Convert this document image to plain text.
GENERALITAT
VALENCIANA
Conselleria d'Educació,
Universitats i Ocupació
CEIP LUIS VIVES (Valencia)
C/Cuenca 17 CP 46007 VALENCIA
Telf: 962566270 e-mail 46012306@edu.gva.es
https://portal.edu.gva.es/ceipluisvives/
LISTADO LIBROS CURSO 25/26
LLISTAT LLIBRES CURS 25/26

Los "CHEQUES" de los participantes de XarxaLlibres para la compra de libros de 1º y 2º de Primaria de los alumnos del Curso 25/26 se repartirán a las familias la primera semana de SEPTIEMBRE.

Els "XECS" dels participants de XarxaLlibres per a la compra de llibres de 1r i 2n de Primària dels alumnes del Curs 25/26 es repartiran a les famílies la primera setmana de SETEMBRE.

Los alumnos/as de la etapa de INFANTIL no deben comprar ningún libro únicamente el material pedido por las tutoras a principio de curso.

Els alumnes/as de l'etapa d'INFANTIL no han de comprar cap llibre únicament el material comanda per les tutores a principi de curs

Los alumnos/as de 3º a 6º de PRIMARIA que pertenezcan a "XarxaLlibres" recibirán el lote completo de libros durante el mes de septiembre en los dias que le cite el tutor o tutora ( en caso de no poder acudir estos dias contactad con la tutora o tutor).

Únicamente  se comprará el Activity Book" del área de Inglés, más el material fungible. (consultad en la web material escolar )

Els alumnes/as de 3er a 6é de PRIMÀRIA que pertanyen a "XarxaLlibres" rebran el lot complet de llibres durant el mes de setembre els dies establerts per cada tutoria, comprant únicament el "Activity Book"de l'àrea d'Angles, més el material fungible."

--

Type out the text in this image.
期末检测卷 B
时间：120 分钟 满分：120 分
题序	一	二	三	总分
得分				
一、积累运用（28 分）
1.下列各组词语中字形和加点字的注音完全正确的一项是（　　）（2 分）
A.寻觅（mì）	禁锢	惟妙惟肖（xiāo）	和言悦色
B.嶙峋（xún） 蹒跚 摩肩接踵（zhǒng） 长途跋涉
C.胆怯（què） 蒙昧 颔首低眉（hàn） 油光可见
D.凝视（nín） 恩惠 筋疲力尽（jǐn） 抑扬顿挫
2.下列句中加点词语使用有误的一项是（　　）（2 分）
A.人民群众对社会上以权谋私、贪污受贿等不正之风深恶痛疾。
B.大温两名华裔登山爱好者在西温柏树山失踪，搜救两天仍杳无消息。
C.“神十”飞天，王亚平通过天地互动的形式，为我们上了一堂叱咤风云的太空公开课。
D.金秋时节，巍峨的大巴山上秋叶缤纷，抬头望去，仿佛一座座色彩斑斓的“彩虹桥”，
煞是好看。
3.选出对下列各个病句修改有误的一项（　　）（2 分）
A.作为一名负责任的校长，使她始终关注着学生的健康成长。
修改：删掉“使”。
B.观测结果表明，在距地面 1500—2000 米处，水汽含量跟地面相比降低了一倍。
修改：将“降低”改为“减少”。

--

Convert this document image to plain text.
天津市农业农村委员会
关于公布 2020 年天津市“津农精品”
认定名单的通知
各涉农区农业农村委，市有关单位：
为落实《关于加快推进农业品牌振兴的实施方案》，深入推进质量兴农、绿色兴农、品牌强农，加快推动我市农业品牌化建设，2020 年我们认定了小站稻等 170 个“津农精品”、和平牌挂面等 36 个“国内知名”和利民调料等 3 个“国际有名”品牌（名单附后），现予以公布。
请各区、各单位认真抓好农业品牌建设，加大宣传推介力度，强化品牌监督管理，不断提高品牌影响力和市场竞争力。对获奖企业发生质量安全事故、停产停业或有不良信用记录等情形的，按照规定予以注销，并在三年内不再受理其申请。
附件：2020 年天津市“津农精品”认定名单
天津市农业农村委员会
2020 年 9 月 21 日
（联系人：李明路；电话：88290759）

GOAL. Find the string "INFANTIL" in the listing and return every line that holds it.

RESPONSE FOR THIS EXERCISE.
Los alumnos/as de la etapa de INFANTIL no deben comprar ningún libro únicamente el material pedido por las tutoras a principio de curso.
Els alumnes/as de l'etapa d'INFANTIL no han de comprar cap llibre únicament el material comanda per les tutores a principi de curs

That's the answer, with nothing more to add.